== WORK TO DO ==
Print the listing below in its entirety, character for character.

== SUPPLIED DATA ==
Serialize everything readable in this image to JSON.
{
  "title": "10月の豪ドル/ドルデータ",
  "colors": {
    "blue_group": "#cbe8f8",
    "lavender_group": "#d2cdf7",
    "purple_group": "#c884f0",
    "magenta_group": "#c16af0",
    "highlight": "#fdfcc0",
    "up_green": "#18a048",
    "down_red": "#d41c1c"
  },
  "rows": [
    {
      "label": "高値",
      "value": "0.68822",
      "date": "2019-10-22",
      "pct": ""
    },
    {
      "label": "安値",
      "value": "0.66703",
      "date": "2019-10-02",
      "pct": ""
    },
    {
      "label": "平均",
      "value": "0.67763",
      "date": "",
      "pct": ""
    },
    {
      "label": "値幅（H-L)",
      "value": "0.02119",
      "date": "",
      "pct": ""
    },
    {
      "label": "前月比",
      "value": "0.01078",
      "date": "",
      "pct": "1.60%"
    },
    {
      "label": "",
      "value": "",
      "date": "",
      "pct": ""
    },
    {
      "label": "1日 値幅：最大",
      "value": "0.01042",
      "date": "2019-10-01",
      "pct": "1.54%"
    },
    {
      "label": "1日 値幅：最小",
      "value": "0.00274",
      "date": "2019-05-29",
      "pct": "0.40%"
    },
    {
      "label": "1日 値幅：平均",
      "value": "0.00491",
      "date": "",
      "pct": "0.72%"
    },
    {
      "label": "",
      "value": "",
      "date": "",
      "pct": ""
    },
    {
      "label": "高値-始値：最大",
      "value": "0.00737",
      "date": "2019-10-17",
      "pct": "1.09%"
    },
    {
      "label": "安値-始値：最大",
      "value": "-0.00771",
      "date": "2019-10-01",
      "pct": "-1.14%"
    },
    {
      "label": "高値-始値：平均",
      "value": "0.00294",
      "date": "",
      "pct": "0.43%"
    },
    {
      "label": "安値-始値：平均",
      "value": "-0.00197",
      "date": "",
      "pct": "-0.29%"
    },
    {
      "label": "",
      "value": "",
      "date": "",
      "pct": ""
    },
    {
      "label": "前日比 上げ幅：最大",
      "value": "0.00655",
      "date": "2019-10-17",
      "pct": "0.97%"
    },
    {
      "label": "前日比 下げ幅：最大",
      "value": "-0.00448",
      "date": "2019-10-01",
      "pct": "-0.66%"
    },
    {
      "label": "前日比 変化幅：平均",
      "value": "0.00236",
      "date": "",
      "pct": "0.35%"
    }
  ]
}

== REPLY ==
Serialize everything readable in this image to JSON.
{
  "title": "10月の豪ドル/ドルデータ",
  "colors": {
    "blue_group": "#cbe8f8",
    "lavender_group": "#d2cdf7",
    "purple_group": "#c884f0",
    "magenta_group": "#c16af0",
    "highlight": "#fdfcc0",
    "up_green": "#18a048",
    "down_red": "#d41c1c"
  },
  "rows": [
    {
      "label": "高値",
      "value": "0.68822",
      "date": "2019-10-22",
      "pct": ""
    },
    {
      "label": "安値",
      "value": "0.66703",
      "date": "2019-10-02",
      "pct": ""
    },
    {
      "label": "平均",
      "value": "0.67763",
      "date": "",
      "pct": ""
    },
    {
      "label": "値幅（H-L)",
      "value": "0.02119",
      "date": "",
      "pct": ""
    },
    {
      "label": "前月比",
      "value": "0.01078",
      "date": "",
      "pct": "1.60%"
    },
    {
      "label": "",
      "value": "",
      "date": "",
      "pct": ""
    },
    {
      "label": "1日 値幅：最大",
      "value": "0.01042",
      "date": "2019-10-01",
      "pct": "1.54%"
    },
    {
      "label": "1日 値幅：最小",
      "value": "0.00274",
      "date": "2019-05-29",
      "pct": "0.40%"
    },
    {
      "label": "1日 値幅：平均",
      "value": "0.00491",
      "date": "",
      "pct": "0.72%"
    },
    {
      "label": "",
      "value": "",
      "date": "",
      "pct": ""
    },
    {
      "label": "高値-始値：最大",
      "value": "0.00737",
      "date": "2019-10-17",
      "pct": "1.09%"
    },
    {
      "label": "安値-始値：最大",
      "value": "-0.00771",
      "date": "2019-10-01",
      "pct": "-1.14%"
    },
    {
      "label": "高値-始値：平均",
      "value": "0.00294",
      "date": "",
      "pct": "0.43%"
    },
    {
      "label": "安値-始値：平均",
      "value": "-0.00197",
      "date": "",
      "pct": "-0.29%"
    },
    {
      "label": "",
      "value": "",
      "date": "",
      "pct": ""
    },
    {
      "label": "前日比 上げ幅：最大",
      "value": "0.00655",
      "date": "2019-10-17",
      "pct": "0.97%"
    },
    {
      "label": "前日比 下げ幅：最大",
      "value": "-0.00448",
      "date": "2019-10-01",
      "pct": "-0.66%"
    },
    {
      "label": "前日比 変化幅：平均",
      "value": "0.00236",
      "date": "",
      "pct": "0.35%"
    }
  ]
}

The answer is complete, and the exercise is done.